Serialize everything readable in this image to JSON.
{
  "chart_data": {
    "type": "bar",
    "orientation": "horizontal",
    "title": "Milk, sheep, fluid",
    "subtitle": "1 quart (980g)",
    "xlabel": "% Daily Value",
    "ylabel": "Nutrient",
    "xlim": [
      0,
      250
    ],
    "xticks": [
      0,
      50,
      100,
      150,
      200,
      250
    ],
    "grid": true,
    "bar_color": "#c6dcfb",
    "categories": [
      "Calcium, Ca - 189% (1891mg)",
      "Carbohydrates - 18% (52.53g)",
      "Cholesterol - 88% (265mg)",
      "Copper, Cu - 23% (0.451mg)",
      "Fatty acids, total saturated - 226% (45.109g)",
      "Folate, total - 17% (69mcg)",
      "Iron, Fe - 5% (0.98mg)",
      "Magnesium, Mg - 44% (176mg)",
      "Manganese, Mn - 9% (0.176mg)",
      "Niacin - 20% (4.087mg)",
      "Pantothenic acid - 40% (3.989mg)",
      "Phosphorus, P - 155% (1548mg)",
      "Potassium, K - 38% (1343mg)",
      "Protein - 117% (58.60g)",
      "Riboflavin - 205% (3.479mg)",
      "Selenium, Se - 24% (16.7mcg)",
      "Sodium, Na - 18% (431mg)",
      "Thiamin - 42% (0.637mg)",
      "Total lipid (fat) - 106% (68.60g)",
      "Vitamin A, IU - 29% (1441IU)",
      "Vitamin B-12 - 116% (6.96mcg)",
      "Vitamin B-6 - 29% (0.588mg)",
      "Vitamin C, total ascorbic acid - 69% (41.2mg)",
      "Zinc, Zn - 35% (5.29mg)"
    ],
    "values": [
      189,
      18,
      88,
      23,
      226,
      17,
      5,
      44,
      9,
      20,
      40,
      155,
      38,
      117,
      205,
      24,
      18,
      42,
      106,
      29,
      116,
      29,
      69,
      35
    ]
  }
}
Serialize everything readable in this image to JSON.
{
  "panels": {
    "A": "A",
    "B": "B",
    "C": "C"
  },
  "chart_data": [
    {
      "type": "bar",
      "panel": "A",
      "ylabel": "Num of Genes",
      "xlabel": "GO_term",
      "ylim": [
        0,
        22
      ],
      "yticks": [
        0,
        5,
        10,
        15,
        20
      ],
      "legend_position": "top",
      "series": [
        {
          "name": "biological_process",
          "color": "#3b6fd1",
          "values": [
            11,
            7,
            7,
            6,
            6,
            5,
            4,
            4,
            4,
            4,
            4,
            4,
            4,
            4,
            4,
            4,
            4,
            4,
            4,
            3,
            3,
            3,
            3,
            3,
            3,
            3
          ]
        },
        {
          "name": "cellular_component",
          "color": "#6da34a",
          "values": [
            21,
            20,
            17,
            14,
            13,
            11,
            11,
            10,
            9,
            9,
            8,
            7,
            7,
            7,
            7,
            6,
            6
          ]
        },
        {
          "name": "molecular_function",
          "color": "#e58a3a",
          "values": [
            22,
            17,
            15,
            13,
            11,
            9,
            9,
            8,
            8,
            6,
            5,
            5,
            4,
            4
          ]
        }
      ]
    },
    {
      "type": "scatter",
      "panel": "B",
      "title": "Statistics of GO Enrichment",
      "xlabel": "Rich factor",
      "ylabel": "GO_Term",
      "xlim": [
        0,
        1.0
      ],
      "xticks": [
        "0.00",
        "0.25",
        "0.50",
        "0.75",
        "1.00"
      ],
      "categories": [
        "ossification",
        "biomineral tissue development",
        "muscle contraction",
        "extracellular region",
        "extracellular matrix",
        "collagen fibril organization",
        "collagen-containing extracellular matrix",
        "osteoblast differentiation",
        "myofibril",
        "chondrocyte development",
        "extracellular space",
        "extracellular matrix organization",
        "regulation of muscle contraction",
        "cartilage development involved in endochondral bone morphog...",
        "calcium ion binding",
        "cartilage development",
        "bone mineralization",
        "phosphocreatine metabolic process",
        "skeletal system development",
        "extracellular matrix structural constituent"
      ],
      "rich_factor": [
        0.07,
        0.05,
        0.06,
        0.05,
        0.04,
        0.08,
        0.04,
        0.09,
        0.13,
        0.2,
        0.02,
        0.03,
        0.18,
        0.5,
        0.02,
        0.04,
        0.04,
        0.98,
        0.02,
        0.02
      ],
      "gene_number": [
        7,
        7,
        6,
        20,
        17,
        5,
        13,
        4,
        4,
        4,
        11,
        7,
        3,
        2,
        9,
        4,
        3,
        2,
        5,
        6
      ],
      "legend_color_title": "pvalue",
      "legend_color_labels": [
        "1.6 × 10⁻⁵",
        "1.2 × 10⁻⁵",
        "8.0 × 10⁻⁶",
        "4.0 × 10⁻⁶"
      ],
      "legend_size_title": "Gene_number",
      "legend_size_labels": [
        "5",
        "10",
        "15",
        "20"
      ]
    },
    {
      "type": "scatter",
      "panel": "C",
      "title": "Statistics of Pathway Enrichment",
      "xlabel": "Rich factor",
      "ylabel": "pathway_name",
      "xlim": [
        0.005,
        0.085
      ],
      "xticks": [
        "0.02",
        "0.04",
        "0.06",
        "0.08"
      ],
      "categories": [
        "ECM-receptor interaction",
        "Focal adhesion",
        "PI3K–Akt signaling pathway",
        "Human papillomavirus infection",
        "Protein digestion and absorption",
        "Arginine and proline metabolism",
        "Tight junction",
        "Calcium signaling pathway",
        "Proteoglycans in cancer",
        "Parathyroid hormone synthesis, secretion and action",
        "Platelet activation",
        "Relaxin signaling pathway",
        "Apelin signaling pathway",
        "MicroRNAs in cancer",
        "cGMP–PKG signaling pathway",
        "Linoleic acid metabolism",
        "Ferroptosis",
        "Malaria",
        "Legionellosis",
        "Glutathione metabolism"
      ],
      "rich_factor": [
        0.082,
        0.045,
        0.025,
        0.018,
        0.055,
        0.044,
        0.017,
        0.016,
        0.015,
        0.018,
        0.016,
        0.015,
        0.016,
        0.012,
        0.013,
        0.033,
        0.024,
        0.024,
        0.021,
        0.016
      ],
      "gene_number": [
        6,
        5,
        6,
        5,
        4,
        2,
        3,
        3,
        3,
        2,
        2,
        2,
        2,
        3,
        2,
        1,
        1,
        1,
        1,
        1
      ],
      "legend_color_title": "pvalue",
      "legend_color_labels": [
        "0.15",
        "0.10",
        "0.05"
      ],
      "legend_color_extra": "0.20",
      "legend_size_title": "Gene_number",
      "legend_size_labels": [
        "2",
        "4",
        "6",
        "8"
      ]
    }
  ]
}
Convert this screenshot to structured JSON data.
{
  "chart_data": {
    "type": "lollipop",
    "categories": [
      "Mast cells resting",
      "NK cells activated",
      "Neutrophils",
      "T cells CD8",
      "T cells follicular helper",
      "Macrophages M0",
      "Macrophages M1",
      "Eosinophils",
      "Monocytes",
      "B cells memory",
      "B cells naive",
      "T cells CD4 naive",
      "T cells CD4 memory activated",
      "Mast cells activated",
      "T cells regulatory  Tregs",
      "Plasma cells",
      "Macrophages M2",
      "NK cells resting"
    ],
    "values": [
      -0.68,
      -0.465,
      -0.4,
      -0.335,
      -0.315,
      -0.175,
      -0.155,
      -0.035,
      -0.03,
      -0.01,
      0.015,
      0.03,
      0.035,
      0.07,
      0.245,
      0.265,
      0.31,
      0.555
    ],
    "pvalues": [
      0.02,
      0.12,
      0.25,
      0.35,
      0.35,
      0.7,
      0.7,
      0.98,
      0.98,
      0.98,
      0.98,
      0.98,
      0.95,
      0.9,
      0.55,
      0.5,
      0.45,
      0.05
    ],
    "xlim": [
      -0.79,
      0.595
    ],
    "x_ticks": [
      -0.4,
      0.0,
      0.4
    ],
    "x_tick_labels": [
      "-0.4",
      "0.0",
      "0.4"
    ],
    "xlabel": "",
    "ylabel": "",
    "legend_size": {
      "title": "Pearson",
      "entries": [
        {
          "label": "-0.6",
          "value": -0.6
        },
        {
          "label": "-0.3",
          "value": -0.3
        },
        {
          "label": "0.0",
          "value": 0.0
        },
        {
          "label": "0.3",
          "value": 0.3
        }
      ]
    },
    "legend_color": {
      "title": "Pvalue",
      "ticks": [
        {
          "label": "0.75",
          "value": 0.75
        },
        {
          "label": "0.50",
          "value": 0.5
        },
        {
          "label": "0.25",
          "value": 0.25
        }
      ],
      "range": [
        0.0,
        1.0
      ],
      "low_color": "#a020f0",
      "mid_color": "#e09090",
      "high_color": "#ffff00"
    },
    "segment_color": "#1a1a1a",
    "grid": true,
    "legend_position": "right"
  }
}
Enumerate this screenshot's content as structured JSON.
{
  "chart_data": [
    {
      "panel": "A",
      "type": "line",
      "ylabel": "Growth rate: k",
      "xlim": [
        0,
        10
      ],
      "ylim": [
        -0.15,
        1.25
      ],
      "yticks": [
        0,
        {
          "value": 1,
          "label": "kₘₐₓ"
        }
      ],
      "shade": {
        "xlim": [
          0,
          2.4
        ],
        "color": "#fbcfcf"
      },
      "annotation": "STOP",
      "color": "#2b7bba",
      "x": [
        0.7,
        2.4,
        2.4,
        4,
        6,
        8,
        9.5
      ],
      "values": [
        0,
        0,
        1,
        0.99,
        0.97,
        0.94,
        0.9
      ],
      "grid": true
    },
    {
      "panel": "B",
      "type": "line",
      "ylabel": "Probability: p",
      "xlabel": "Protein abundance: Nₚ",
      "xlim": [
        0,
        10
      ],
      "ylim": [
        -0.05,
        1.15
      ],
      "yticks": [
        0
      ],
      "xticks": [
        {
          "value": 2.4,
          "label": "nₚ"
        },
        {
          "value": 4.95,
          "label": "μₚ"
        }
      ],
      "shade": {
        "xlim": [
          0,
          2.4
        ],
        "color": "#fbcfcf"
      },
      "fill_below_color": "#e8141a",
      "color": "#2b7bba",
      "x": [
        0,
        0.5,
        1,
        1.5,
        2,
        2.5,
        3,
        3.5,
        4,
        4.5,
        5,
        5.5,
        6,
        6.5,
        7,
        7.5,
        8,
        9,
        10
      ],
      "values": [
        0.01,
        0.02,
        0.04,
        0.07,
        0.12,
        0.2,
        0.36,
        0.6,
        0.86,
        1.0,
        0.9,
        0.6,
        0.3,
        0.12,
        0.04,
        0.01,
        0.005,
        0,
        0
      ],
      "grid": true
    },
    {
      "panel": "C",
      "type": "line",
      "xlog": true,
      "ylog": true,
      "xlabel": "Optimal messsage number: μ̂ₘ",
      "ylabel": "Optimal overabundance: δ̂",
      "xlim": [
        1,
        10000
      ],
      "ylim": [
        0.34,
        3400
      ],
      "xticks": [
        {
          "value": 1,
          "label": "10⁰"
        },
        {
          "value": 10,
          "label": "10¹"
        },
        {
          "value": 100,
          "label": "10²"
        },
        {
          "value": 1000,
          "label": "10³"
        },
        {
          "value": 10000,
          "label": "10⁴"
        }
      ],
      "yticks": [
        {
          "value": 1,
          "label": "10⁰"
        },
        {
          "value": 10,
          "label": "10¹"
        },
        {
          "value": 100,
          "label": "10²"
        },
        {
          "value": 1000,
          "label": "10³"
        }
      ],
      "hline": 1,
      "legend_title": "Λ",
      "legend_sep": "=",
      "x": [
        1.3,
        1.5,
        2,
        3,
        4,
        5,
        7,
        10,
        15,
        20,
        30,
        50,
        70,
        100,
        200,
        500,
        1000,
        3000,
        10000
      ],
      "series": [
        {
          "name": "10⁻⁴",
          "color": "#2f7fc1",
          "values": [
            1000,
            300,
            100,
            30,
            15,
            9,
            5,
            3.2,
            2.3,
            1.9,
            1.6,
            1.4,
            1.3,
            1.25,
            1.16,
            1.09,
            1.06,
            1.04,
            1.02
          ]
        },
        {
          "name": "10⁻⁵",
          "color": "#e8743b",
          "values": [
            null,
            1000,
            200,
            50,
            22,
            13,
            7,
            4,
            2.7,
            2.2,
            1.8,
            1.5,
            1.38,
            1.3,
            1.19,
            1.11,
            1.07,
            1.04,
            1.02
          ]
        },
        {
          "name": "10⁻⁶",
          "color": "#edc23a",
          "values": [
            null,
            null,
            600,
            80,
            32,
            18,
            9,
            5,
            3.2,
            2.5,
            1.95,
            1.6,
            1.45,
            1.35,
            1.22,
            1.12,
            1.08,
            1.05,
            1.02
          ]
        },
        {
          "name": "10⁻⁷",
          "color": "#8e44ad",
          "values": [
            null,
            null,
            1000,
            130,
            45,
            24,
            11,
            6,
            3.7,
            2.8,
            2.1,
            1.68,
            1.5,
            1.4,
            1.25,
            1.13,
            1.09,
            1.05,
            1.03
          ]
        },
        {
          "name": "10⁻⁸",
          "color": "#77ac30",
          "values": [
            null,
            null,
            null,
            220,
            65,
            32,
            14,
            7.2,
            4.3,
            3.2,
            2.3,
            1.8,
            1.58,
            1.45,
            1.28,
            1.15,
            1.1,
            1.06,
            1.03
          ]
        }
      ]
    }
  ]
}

- - -

THE TASK
Read through the lines above and collect those that contain the string "ylabel".

TASK RESPONSE
    "ylabel": "Nutrient",
      "ylabel": "Num of Genes",
      "ylabel": "GO_Term",
      "ylabel": "pathway_name",
    "ylabel": "",
      "ylabel": "Growth rate: k",
      "ylabel": "Probability: p",
      "ylabel": "Optimal overabundance: δ̂",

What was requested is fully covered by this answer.